Stored data:
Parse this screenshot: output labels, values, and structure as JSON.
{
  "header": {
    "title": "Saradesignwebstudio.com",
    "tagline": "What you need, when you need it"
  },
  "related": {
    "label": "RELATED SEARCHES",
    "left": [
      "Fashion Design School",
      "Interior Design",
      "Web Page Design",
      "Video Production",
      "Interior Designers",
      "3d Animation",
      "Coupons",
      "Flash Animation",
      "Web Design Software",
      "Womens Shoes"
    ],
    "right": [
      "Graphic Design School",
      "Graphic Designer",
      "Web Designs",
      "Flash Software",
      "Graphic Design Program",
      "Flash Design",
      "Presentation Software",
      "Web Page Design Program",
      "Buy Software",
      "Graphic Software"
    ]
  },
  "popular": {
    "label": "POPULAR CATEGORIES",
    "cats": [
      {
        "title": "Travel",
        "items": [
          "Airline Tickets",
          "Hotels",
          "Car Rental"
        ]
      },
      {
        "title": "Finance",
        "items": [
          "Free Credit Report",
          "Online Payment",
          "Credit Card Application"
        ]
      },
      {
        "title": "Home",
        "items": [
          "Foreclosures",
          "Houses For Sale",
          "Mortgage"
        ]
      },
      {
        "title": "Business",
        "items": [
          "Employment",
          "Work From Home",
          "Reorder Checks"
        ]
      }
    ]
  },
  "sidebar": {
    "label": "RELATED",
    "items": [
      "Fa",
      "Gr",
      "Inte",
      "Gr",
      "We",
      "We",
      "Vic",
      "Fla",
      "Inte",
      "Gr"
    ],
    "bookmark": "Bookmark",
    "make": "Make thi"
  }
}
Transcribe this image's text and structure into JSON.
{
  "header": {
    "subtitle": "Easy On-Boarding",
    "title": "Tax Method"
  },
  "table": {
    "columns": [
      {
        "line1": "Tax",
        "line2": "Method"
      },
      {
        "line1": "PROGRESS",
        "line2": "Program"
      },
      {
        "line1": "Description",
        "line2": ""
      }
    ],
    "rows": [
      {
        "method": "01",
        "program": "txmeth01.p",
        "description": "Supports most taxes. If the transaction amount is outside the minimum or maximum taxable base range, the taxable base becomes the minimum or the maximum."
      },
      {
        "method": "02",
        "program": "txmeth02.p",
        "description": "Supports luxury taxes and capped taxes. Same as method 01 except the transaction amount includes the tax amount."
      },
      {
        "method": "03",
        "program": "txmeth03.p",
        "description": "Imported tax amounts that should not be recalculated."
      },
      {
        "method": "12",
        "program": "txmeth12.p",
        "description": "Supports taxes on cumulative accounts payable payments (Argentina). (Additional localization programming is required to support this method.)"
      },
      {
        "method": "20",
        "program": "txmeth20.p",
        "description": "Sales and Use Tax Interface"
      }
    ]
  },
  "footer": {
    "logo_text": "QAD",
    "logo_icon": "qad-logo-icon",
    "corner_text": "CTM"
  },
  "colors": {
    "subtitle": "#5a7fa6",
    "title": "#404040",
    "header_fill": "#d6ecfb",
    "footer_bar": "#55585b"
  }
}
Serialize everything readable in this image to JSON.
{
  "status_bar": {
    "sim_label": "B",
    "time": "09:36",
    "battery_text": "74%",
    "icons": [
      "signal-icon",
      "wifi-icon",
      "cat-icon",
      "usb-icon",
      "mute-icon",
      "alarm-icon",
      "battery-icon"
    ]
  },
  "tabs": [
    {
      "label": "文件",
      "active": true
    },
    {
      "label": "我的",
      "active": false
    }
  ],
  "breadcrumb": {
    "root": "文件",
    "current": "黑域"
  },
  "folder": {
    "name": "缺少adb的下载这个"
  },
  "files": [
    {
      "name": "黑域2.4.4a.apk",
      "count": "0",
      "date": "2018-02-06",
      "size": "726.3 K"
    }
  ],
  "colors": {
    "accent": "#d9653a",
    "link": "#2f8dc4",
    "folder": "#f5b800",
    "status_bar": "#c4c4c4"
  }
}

● **Job**: Write out every entry verbatim.

● **Written reply**:
Parse this screenshot: output labels, values, and structure as JSON.
{
  "header": {
    "title": "Saradesignwebstudio.com",
    "tagline": "What you need, when you need it"
  },
  "related": {
    "label": "RELATED SEARCHES",
    "left": [
      "Fashion Design School",
      "Interior Design",
      "Web Page Design",
      "Video Production",
      "Interior Designers",
      "3d Animation",
      "Coupons",
      "Flash Animation",
      "Web Design Software",
      "Womens Shoes"
    ],
    "right": [
      "Graphic Design School",
      "Graphic Designer",
      "Web Designs",
      "Flash Software",
      "Graphic Design Program",
      "Flash Design",
      "Presentation Software",
      "Web Page Design Program",
      "Buy Software",
      "Graphic Software"
    ]
  },
  "popular": {
    "label": "POPULAR CATEGORIES",
    "cats": [
      {
        "title": "Travel",
        "items": [
          "Airline Tickets",
          "Hotels",
          "Car Rental"
        ]
      },
      {
        "title": "Finance",
        "items": [
          "Free Credit Report",
          "Online Payment",
          "Credit Card Application"
        ]
      },
      {
        "title": "Home",
        "items": [
          "Foreclosures",
          "Houses For Sale",
          "Mortgage"
        ]
      },
      {
        "title": "Business",
        "items": [
          "Employment",
          "Work From Home",
          "Reorder Checks"
        ]
      }
    ]
  },
  "sidebar": {
    "label": "RELATED",
    "items": [
      "Fa",
      "Gr",
      "Inte",
      "Gr",
      "We",
      "We",
      "Vic",
      "Fla",
      "Inte",
      "Gr"
    ],
    "bookmark": "Bookmark",
    "make": "Make thi"
  }
}
Transcribe this image's text and structure into JSON.
{
  "header": {
    "subtitle": "Easy On-Boarding",
    "title": "Tax Method"
  },
  "table": {
    "columns": [
      {
        "line1": "Tax",
        "line2": "Method"
      },
      {
        "line1": "PROGRESS",
        "line2": "Program"
      },
      {
        "line1": "Description",
        "line2": ""
      }
    ],
    "rows": [
      {
        "method": "01",
        "program": "txmeth01.p",
        "description": "Supports most taxes. If the transaction amount is outside the minimum or maximum taxable base range, the taxable base becomes the minimum or the maximum."
      },
      {
        "method": "02",
        "program": "txmeth02.p",
        "description": "Supports luxury taxes and capped taxes. Same as method 01 except the transaction amount includes the tax amount."
      },
      {
        "method": "03",
        "program": "txmeth03.p",
        "description": "Imported tax amounts that should not be recalculated."
      },
      {
        "method": "12",
        "program": "txmeth12.p",
        "description": "Supports taxes on cumulative accounts payable payments (Argentina). (Additional localization programming is required to support this method.)"
      },
      {
        "method": "20",
        "program": "txmeth20.p",
        "description": "Sales and Use Tax Interface"
      }
    ]
  },
  "footer": {
    "logo_text": "QAD",
    "logo_icon": "qad-logo-icon",
    "corner_text": "CTM"
  },
  "colors": {
    "subtitle": "#5a7fa6",
    "title": "#404040",
    "header_fill": "#d6ecfb",
    "footer_bar": "#55585b"
  }
}
Serialize everything readable in this image to JSON.
{
  "status_bar": {
    "sim_label": "B",
    "time": "09:36",
    "battery_text": "74%",
    "icons": [
      "signal-icon",
      "wifi-icon",
      "cat-icon",
      "usb-icon",
      "mute-icon",
      "alarm-icon",
      "battery-icon"
    ]
  },
  "tabs": [
    {
      "label": "文件",
      "active": true
    },
    {
      "label": "我的",
      "active": false
    }
  ],
  "breadcrumb": {
    "root": "文件",
    "current": "黑域"
  },
  "folder": {
    "name": "缺少adb的下载这个"
  },
  "files": [
    {
      "name": "黑域2.4.4a.apk",
      "count": "0",
      "date": "2018-02-06",
      "size": "726.3 K"
    }
  ],
  "colors": {
    "accent": "#d9653a",
    "link": "#2f8dc4",
    "folder": "#f5b800",
    "status_bar": "#c4c4c4"
  }
}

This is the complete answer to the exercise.